GOAL
Report how many lines contain "confidence"; state the number and nothing else.

GIVEN ENTRIES

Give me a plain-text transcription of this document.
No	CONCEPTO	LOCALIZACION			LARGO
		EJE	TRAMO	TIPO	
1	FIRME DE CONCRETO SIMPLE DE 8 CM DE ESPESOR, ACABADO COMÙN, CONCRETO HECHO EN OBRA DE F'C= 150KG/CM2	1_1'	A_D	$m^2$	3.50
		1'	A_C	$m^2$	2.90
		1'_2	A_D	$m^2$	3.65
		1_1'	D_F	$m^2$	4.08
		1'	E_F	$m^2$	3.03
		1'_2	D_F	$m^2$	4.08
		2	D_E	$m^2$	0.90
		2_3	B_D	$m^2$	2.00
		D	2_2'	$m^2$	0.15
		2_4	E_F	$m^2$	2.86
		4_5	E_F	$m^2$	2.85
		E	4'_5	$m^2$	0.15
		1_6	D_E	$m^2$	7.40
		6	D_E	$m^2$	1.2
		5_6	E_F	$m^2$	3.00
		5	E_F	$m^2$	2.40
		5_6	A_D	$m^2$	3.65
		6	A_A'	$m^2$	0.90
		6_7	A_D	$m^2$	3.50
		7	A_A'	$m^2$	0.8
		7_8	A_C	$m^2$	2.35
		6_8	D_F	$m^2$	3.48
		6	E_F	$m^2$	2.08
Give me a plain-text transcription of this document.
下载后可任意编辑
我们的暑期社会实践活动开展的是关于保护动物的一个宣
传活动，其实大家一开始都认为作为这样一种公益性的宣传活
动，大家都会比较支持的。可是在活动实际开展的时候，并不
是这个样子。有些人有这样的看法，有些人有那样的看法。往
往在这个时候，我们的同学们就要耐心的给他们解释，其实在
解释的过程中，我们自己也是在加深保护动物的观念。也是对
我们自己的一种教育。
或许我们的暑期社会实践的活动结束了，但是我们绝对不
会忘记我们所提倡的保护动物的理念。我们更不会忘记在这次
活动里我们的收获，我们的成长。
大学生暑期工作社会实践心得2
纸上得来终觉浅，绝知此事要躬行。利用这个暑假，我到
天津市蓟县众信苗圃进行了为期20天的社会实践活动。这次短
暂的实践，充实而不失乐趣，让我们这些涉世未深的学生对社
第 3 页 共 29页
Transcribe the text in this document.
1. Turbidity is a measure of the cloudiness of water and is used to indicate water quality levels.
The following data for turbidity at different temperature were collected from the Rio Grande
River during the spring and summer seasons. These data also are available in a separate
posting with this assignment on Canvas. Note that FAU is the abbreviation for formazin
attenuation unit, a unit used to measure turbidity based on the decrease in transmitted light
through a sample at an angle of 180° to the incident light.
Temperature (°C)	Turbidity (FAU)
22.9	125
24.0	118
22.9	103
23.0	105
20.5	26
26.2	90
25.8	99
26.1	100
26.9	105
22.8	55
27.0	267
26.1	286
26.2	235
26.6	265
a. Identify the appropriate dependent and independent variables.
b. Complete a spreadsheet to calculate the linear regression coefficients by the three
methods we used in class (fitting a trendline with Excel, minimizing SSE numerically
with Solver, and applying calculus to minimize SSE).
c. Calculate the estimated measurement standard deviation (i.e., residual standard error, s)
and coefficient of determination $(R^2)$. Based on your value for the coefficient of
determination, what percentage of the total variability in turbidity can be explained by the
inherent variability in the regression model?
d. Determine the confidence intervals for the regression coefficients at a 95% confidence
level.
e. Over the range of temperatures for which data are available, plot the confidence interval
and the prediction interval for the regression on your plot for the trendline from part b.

FULL ANSWER
2